Show each line that has the string "年的这段时间" in it.

### PROVIDED RECORDS

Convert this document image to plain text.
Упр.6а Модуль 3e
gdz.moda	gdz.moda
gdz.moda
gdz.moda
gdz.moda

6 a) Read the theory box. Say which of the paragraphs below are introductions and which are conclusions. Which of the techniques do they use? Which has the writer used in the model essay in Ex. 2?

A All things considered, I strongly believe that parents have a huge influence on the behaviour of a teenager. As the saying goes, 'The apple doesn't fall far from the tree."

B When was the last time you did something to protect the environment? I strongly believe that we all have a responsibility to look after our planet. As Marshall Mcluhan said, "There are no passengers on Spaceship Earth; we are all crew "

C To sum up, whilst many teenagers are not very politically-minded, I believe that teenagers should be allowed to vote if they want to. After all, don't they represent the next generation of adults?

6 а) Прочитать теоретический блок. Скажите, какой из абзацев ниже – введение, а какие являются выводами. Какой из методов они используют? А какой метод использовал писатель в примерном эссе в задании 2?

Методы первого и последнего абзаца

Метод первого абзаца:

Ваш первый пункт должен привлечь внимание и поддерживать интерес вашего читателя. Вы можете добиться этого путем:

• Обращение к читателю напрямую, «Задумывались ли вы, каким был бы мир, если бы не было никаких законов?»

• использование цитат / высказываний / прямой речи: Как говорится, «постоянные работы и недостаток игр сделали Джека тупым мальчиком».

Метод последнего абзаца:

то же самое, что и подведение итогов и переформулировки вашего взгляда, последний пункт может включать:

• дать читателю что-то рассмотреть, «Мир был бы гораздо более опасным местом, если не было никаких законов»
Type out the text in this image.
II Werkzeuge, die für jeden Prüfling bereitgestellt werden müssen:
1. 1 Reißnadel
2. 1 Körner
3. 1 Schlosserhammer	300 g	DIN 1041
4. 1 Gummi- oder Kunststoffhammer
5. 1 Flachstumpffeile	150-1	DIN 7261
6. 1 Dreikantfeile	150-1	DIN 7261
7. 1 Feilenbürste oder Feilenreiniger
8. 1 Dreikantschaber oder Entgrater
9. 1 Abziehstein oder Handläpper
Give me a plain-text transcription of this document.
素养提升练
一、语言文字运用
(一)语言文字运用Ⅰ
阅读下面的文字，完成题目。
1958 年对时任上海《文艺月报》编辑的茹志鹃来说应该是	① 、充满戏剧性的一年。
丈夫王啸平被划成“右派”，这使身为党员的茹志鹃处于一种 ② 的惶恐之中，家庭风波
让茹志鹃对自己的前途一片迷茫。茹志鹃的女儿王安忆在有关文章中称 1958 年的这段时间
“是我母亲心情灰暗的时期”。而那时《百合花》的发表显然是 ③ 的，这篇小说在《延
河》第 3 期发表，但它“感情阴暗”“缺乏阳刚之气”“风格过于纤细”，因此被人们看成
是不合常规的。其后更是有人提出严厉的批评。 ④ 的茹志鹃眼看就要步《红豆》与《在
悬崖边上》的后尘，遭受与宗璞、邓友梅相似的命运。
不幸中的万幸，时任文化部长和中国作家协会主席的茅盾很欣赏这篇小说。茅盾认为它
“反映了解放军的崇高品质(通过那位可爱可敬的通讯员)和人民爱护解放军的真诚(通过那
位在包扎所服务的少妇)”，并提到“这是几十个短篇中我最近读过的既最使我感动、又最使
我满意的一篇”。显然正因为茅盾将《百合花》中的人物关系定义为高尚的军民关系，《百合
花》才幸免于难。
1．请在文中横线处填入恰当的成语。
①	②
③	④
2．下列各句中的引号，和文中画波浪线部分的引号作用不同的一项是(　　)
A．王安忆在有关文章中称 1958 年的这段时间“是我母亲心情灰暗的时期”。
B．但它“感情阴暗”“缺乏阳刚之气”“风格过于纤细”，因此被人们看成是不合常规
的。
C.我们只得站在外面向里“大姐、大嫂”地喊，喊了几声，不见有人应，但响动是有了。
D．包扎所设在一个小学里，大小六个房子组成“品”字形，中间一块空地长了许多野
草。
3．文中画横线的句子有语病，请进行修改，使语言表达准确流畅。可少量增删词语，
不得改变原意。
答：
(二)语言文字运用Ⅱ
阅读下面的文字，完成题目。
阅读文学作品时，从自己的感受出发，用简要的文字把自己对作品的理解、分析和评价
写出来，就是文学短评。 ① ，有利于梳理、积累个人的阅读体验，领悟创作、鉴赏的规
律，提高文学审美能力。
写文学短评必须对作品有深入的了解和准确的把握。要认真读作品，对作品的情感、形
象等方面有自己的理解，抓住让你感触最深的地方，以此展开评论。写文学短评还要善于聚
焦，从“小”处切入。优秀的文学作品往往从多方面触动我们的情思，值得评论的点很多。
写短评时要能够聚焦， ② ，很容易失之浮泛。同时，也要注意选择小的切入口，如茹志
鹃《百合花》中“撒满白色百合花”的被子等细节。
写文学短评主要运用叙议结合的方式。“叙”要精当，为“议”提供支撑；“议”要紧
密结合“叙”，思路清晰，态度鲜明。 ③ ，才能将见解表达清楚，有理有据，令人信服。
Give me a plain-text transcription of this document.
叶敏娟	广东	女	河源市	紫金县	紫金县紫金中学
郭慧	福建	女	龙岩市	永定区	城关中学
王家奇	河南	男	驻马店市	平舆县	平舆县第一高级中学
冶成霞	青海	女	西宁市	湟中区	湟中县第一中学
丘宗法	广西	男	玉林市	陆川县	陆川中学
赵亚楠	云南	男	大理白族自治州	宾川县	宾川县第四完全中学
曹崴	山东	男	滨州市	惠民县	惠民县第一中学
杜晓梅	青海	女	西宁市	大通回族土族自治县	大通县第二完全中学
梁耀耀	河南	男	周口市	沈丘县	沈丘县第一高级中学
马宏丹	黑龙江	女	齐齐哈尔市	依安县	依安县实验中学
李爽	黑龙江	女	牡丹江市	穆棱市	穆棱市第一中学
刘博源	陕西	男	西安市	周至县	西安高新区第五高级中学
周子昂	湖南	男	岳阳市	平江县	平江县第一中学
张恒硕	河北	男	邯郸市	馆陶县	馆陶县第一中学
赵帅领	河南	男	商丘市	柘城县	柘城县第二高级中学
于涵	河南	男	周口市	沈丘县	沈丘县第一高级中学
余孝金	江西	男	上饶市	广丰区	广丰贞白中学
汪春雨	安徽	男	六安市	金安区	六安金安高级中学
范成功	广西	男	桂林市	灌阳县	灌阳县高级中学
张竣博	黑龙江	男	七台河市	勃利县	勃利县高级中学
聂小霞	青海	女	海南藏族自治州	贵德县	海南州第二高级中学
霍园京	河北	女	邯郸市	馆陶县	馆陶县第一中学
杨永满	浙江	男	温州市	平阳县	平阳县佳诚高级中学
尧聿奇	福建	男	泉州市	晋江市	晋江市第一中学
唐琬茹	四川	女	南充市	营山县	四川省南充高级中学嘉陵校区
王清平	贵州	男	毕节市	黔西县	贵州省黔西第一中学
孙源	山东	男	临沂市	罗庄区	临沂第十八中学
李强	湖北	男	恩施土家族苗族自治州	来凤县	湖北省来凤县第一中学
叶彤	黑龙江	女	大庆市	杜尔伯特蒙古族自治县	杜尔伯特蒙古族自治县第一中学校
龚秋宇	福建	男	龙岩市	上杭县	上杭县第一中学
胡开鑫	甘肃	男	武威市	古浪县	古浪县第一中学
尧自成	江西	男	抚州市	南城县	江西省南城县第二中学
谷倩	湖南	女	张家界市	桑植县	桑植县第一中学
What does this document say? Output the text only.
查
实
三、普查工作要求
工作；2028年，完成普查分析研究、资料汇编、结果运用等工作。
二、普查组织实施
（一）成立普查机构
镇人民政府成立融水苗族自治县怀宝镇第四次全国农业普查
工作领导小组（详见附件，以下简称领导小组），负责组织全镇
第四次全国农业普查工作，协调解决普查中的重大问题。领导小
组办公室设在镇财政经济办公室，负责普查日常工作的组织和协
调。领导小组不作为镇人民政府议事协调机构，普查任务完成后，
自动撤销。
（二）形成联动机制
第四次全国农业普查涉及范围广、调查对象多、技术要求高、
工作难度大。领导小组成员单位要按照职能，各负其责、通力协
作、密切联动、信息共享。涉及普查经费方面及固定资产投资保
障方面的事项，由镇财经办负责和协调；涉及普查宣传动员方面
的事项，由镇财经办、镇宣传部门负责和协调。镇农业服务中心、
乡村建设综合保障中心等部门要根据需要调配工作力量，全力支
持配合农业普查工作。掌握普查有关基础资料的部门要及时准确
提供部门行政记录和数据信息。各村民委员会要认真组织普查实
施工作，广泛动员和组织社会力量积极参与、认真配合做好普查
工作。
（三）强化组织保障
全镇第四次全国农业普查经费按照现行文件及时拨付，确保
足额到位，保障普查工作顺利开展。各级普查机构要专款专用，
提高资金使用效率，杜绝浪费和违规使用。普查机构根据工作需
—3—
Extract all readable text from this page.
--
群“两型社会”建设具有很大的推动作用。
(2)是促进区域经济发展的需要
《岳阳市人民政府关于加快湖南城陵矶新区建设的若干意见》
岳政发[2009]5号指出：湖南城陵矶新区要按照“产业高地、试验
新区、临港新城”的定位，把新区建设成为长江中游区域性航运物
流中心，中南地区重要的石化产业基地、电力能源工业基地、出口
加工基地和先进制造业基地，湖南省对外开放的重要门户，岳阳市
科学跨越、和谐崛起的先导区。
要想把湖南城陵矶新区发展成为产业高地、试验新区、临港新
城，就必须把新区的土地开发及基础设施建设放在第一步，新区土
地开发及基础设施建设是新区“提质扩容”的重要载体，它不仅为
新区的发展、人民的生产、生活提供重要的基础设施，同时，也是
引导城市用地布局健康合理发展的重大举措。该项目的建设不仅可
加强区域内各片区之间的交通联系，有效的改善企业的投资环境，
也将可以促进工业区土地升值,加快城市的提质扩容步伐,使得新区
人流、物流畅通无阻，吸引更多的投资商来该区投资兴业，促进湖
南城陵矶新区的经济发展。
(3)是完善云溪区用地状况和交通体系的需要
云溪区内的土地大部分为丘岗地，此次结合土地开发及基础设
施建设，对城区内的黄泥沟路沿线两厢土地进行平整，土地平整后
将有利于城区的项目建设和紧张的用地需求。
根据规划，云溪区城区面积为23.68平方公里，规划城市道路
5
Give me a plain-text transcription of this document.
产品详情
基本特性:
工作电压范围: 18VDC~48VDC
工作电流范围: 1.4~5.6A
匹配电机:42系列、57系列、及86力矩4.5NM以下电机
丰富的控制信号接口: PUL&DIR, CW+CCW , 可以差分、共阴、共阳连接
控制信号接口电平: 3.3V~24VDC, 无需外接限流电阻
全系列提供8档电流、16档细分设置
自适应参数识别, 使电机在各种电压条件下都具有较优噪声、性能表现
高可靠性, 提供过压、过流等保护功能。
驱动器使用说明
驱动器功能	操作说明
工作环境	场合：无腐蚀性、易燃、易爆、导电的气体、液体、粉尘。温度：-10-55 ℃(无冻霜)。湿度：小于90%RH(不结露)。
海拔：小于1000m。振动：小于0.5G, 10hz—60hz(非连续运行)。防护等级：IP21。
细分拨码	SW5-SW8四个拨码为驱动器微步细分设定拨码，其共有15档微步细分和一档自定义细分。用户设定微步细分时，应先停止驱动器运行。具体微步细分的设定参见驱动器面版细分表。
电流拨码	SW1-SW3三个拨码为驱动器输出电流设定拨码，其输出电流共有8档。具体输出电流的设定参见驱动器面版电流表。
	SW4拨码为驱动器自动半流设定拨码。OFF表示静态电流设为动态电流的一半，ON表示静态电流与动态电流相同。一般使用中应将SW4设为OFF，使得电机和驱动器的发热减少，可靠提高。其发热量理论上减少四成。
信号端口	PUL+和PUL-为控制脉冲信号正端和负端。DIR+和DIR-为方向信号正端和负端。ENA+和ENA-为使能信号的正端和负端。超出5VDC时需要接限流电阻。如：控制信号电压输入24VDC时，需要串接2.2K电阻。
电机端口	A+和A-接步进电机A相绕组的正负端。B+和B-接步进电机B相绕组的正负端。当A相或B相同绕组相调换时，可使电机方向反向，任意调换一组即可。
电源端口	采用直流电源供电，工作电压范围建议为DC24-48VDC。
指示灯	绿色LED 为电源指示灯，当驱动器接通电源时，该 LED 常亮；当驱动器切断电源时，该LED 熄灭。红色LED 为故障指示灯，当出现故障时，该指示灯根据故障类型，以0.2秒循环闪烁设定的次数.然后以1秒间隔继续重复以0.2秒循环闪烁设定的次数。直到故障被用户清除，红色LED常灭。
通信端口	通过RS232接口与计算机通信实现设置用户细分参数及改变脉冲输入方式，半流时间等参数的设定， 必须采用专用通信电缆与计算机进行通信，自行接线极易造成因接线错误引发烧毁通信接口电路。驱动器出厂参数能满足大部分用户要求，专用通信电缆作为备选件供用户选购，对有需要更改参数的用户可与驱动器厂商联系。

######

- **WRITTEN RESPONSE**
让茹志鹃对自己的前途一片迷茫。茹志鹃的女儿王安忆在有关文章中称 1958 年的这段时间
A．王安忆在有关文章中称 1958 年的这段时间“是我母亲心情灰暗的时期”。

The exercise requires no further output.